» DATASET ROWS:
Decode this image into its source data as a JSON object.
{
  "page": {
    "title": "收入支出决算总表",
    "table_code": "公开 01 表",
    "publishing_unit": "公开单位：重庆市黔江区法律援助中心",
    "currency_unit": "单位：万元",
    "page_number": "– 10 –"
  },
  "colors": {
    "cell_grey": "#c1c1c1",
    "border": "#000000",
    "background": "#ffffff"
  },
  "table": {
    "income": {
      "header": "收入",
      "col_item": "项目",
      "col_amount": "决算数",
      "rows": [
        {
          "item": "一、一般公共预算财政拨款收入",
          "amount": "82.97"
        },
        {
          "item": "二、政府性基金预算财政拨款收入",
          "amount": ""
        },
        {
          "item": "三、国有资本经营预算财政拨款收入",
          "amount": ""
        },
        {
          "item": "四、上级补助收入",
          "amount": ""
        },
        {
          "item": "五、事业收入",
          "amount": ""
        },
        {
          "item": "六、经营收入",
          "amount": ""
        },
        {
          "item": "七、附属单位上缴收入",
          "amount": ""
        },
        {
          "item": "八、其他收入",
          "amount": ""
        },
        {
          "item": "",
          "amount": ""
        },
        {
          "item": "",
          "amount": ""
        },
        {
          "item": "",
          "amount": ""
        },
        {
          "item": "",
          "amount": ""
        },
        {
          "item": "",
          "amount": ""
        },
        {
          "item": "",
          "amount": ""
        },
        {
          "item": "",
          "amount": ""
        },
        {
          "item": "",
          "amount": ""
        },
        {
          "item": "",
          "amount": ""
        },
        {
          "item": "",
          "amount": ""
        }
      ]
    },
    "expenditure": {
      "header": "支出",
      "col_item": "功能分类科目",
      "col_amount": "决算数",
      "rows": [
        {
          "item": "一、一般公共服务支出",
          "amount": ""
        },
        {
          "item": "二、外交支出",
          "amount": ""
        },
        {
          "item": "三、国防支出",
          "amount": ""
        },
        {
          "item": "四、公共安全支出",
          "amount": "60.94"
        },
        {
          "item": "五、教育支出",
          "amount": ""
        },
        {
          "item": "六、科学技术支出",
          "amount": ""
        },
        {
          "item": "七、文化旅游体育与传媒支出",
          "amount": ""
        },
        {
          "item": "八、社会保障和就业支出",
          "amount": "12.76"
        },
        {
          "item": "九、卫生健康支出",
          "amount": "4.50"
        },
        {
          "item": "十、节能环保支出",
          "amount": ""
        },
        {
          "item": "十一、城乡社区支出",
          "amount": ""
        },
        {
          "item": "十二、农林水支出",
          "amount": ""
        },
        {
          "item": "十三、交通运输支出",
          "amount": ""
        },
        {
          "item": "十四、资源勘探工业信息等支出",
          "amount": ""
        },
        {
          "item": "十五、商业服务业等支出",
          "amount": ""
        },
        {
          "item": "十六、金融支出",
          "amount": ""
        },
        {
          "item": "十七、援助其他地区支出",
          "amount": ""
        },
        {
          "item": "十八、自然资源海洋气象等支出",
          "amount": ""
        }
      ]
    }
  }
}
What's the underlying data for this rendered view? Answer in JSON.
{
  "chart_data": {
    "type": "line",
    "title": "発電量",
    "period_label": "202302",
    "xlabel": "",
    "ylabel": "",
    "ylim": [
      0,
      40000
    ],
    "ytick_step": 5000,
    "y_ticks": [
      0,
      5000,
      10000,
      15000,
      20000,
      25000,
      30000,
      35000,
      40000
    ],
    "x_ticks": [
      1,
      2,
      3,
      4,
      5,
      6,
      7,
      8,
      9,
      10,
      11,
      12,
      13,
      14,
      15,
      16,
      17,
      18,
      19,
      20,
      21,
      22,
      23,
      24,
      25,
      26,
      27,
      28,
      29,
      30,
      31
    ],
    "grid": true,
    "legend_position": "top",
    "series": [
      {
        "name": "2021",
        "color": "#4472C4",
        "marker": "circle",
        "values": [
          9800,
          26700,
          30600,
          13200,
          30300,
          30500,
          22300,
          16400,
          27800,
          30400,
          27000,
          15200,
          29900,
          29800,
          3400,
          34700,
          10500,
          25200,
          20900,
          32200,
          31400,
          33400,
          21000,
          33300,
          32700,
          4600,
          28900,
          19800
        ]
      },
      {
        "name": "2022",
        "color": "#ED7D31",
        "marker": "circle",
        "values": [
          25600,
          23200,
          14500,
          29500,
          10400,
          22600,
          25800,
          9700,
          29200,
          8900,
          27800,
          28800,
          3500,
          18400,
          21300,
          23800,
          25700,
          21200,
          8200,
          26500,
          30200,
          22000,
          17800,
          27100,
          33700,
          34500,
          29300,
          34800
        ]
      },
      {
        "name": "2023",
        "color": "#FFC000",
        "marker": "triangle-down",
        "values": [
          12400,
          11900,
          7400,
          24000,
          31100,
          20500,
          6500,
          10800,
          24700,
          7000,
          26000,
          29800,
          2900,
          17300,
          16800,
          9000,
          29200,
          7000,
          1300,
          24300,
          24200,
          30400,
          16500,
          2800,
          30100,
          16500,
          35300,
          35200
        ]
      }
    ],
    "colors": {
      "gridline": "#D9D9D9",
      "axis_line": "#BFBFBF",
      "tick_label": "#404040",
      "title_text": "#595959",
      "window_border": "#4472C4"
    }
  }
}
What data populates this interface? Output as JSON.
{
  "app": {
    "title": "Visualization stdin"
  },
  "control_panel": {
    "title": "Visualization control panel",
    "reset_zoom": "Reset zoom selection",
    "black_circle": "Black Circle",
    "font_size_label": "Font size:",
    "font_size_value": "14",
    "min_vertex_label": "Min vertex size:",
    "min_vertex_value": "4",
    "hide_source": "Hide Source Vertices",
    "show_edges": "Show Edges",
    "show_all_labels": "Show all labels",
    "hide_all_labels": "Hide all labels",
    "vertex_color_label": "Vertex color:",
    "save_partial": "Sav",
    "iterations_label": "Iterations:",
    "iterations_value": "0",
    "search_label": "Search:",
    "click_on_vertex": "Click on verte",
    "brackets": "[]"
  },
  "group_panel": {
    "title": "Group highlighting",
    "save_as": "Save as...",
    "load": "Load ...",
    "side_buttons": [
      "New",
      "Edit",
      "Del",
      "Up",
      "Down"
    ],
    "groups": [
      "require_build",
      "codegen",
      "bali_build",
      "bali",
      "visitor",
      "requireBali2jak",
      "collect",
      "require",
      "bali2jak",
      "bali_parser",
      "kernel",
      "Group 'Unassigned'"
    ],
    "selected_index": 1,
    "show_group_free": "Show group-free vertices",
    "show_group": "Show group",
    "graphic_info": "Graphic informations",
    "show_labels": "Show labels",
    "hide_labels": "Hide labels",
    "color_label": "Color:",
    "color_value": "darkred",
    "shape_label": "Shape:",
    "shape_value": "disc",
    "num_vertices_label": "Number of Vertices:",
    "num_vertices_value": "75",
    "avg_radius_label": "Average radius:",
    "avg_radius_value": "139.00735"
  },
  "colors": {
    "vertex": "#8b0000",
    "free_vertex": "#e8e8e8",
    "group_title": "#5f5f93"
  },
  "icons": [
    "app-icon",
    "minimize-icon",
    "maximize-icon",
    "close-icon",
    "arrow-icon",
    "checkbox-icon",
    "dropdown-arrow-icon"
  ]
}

» GOAL: A single figure is required: the number of lines above in which the word "What" occurs.

» CORRECT OUTPUT: 2